BRIEF: Reproduce the records exactly.

Data records:
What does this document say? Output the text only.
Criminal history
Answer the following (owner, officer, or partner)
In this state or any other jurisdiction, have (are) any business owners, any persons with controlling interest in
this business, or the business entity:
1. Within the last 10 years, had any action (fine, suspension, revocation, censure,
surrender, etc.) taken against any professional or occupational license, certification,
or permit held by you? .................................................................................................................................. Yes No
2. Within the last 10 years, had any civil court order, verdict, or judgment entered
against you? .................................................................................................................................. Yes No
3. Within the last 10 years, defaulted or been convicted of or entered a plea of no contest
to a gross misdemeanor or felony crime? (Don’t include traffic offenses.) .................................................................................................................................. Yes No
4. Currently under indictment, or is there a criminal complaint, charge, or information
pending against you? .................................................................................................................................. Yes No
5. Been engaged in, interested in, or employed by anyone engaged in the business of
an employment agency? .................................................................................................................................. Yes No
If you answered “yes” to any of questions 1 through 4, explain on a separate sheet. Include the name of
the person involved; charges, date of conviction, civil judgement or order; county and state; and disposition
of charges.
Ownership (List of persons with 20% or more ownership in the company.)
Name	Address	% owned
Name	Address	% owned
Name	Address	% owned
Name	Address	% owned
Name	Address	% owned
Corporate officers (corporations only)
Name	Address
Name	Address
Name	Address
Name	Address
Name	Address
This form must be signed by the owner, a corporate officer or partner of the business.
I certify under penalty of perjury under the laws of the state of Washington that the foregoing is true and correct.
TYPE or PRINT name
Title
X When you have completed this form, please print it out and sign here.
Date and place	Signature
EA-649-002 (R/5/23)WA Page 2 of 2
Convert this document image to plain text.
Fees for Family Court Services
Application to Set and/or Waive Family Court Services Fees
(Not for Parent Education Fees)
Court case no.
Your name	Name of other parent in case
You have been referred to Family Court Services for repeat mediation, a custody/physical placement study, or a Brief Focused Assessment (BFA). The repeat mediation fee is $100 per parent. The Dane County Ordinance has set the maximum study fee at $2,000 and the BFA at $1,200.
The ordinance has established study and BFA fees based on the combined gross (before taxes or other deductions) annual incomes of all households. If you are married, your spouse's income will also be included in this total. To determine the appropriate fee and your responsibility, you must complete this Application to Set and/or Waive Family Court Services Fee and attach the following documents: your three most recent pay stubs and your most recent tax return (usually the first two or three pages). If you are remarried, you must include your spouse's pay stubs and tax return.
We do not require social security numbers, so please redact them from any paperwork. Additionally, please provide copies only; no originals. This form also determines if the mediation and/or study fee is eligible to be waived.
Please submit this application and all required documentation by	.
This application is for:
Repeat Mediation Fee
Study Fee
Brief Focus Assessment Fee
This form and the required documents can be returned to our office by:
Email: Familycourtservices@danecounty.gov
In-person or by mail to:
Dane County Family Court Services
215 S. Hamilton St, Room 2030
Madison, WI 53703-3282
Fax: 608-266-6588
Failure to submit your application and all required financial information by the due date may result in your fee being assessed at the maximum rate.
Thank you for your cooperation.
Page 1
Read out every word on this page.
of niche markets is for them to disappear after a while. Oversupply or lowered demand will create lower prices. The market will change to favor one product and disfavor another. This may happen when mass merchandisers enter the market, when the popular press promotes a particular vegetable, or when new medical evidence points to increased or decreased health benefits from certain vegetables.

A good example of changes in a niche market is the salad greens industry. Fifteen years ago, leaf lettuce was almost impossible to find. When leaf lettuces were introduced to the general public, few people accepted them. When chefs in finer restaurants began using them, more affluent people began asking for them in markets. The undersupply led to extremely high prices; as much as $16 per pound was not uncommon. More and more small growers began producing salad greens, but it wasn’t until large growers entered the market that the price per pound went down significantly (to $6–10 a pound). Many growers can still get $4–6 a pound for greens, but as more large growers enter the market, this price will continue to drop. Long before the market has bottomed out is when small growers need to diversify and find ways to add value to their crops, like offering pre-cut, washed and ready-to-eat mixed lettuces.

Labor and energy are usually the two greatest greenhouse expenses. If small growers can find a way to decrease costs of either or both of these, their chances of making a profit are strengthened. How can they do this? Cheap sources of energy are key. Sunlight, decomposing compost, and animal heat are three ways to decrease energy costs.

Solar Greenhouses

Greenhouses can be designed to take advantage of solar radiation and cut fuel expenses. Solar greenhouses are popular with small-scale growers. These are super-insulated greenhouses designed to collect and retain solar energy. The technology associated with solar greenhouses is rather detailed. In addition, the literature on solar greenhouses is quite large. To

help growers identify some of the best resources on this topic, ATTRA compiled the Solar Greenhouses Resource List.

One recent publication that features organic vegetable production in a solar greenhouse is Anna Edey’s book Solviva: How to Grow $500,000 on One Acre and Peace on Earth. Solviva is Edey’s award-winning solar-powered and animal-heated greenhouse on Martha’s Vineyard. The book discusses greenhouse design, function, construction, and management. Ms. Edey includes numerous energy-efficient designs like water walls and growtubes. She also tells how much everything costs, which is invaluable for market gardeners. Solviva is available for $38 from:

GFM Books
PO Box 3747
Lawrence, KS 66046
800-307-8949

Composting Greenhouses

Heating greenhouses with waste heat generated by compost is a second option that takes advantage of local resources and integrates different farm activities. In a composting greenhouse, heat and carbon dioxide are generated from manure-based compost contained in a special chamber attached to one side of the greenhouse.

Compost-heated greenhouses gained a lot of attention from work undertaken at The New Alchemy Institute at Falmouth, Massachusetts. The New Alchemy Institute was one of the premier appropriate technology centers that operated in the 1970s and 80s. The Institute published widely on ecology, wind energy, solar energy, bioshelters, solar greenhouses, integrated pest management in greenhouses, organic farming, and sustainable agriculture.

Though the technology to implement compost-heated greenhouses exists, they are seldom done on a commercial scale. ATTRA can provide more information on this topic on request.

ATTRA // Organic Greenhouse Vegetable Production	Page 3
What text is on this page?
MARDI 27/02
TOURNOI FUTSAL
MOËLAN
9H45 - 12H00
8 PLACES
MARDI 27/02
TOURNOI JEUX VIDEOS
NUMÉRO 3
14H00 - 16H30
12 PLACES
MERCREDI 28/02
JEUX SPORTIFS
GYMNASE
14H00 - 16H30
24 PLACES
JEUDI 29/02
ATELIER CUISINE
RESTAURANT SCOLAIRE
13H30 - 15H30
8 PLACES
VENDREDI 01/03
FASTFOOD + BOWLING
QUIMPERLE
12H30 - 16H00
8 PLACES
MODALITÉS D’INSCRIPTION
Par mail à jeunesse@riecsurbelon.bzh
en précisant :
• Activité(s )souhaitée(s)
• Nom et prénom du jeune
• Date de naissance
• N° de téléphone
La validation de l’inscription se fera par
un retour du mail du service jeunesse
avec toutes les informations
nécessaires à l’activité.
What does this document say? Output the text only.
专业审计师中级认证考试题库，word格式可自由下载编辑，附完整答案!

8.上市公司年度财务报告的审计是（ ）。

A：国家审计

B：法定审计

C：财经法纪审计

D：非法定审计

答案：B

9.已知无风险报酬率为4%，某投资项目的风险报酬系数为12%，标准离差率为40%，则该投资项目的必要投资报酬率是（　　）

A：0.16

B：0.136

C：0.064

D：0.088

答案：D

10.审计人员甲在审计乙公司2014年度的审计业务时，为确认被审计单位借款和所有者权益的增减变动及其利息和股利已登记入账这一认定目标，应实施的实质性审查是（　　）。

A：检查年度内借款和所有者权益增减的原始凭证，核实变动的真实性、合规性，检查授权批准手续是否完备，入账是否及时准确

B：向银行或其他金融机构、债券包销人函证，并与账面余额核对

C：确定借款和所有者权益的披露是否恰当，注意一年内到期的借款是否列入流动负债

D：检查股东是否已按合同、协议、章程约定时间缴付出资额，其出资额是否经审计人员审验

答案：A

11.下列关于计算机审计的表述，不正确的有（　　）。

ANSWER TO THIS PROBLEM:
What does this document say? Output the text only.
Criminal history
Answer the following (owner, officer, or partner)
In this state or any other jurisdiction, have (are) any business owners, any persons with controlling interest in
this business, or the business entity:
1. Within the last 10 years, had any action (fine, suspension, revocation, censure,
surrender, etc.) taken against any professional or occupational license, certification,
or permit held by you? .................................................................................................................................. Yes No
2. Within the last 10 years, had any civil court order, verdict, or judgment entered
against you? .................................................................................................................................. Yes No
3. Within the last 10 years, defaulted or been convicted of or entered a plea of no contest
to a gross misdemeanor or felony crime? (Don’t include traffic offenses.) .................................................................................................................................. Yes No
4. Currently under indictment, or is there a criminal complaint, charge, or information
pending against you? .................................................................................................................................. Yes No
5. Been engaged in, interested in, or employed by anyone engaged in the business of
an employment agency? .................................................................................................................................. Yes No
If you answered “yes” to any of questions 1 through 4, explain on a separate sheet. Include the name of
the person involved; charges, date of conviction, civil judgement or order; county and state; and disposition
of charges.
Ownership (List of persons with 20% or more ownership in the company.)
Name	Address	% owned
Name	Address	% owned
Name	Address	% owned
Name	Address	% owned
Name	Address	% owned
Corporate officers (corporations only)
Name	Address
Name	Address
Name	Address
Name	Address
Name	Address
This form must be signed by the owner, a corporate officer or partner of the business.
I certify under penalty of perjury under the laws of the state of Washington that the foregoing is true and correct.
TYPE or PRINT name
Title
X When you have completed this form, please print it out and sign here.
Date and place	Signature
EA-649-002 (R/5/23)WA Page 2 of 2
Convert this document image to plain text.
Fees for Family Court Services
Application to Set and/or Waive Family Court Services Fees
(Not for Parent Education Fees)
Court case no.
Your name	Name of other parent in case
You have been referred to Family Court Services for repeat mediation, a custody/physical placement study, or a Brief Focused Assessment (BFA). The repeat mediation fee is $100 per parent. The Dane County Ordinance has set the maximum study fee at $2,000 and the BFA at $1,200.
The ordinance has established study and BFA fees based on the combined gross (before taxes or other deductions) annual incomes of all households. If you are married, your spouse's income will also be included in this total. To determine the appropriate fee and your responsibility, you must complete this Application to Set and/or Waive Family Court Services Fee and attach the following documents: your three most recent pay stubs and your most recent tax return (usually the first two or three pages). If you are remarried, you must include your spouse's pay stubs and tax return.
We do not require social security numbers, so please redact them from any paperwork. Additionally, please provide copies only; no originals. This form also determines if the mediation and/or study fee is eligible to be waived.
Please submit this application and all required documentation by	.
This application is for:
Repeat Mediation Fee
Study Fee
Brief Focus Assessment Fee
This form and the required documents can be returned to our office by:
Email: Familycourtservices@danecounty.gov
In-person or by mail to:
Dane County Family Court Services
215 S. Hamilton St, Room 2030
Madison, WI 53703-3282
Fax: 608-266-6588
Failure to submit your application and all required financial information by the due date may result in your fee being assessed at the maximum rate.
Thank you for your cooperation.
Page 1
Read out every word on this page.
of niche markets is for them to disappear after a while. Oversupply or lowered demand will create lower prices. The market will change to favor one product and disfavor another. This may happen when mass merchandisers enter the market, when the popular press promotes a particular vegetable, or when new medical evidence points to increased or decreased health benefits from certain vegetables.

A good example of changes in a niche market is the salad greens industry. Fifteen years ago, leaf lettuce was almost impossible to find. When leaf lettuces were introduced to the general public, few people accepted them. When chefs in finer restaurants began using them, more affluent people began asking for them in markets. The undersupply led to extremely high prices; as much as $16 per pound was not uncommon. More and more small growers began producing salad greens, but it wasn’t until large growers entered the market that the price per pound went down significantly (to $6–10 a pound). Many growers can still get $4–6 a pound for greens, but as more large growers enter the market, this price will continue to drop. Long before the market has bottomed out is when small growers need to diversify and find ways to add value to their crops, like offering pre-cut, washed and ready-to-eat mixed lettuces.

Labor and energy are usually the two greatest greenhouse expenses. If small growers can find a way to decrease costs of either or both of these, their chances of making a profit are strengthened. How can they do this? Cheap sources of energy are key. Sunlight, decomposing compost, and animal heat are three ways to decrease energy costs.

Solar Greenhouses

Greenhouses can be designed to take advantage of solar radiation and cut fuel expenses. Solar greenhouses are popular with small-scale growers. These are super-insulated greenhouses designed to collect and retain solar energy. The technology associated with solar greenhouses is rather detailed. In addition, the literature on solar greenhouses is quite large. To

help growers identify some of the best resources on this topic, ATTRA compiled the Solar Greenhouses Resource List.

One recent publication that features organic vegetable production in a solar greenhouse is Anna Edey’s book Solviva: How to Grow $500,000 on One Acre and Peace on Earth. Solviva is Edey’s award-winning solar-powered and animal-heated greenhouse on Martha’s Vineyard. The book discusses greenhouse design, function, construction, and management. Ms. Edey includes numerous energy-efficient designs like water walls and growtubes. She also tells how much everything costs, which is invaluable for market gardeners. Solviva is available for $38 from:

GFM Books
PO Box 3747
Lawrence, KS 66046
800-307-8949

Composting Greenhouses

Heating greenhouses with waste heat generated by compost is a second option that takes advantage of local resources and integrates different farm activities. In a composting greenhouse, heat and carbon dioxide are generated from manure-based compost contained in a special chamber attached to one side of the greenhouse.

Compost-heated greenhouses gained a lot of attention from work undertaken at The New Alchemy Institute at Falmouth, Massachusetts. The New Alchemy Institute was one of the premier appropriate technology centers that operated in the 1970s and 80s. The Institute published widely on ecology, wind energy, solar energy, bioshelters, solar greenhouses, integrated pest management in greenhouses, organic farming, and sustainable agriculture.

Though the technology to implement compost-heated greenhouses exists, they are seldom done on a commercial scale. ATTRA can provide more information on this topic on request.

ATTRA // Organic Greenhouse Vegetable Production	Page 3
What text is on this page?
MARDI 27/02
TOURNOI FUTSAL
MOËLAN
9H45 - 12H00
8 PLACES
MARDI 27/02
TOURNOI JEUX VIDEOS
NUMÉRO 3
14H00 - 16H30
12 PLACES
MERCREDI 28/02
JEUX SPORTIFS
GYMNASE
14H00 - 16H30
24 PLACES
JEUDI 29/02
ATELIER CUISINE
RESTAURANT SCOLAIRE
13H30 - 15H30
8 PLACES
VENDREDI 01/03
FASTFOOD + BOWLING
QUIMPERLE
12H30 - 16H00
8 PLACES
MODALITÉS D’INSCRIPTION
Par mail à jeunesse@riecsurbelon.bzh
en précisant :
• Activité(s )souhaitée(s)
• Nom et prénom du jeune
• Date de naissance
• N° de téléphone
La validation de l’inscription se fera par
un retour du mail du service jeunesse
avec toutes les informations
nécessaires à l’activité.
What does this document say? Output the text only.
专业审计师中级认证考试题库，word格式可自由下载编辑，附完整答案!

8.上市公司年度财务报告的审计是（ ）。

A：国家审计

B：法定审计

C：财经法纪审计

D：非法定审计

答案：B

9.已知无风险报酬率为4%，某投资项目的风险报酬系数为12%，标准离差率为40%，则该投资项目的必要投资报酬率是（　　）

A：0.16

B：0.136

C：0.064

D：0.088

答案：D

10.审计人员甲在审计乙公司2014年度的审计业务时，为确认被审计单位借款和所有者权益的增减变动及其利息和股利已登记入账这一认定目标，应实施的实质性审查是（　　）。

A：检查年度内借款和所有者权益增减的原始凭证，核实变动的真实性、合规性，检查授权批准手续是否完备，入账是否及时准确

B：向银行或其他金融机构、债券包销人函证，并与账面余额核对

C：确定借款和所有者权益的披露是否恰当，注意一年内到期的借款是否列入流动负债

D：检查股东是否已按合同、协议、章程约定时间缴付出资额，其出资额是否经审计人员审验

答案：A

11.下列关于计算机审计的表述，不正确的有（　　）。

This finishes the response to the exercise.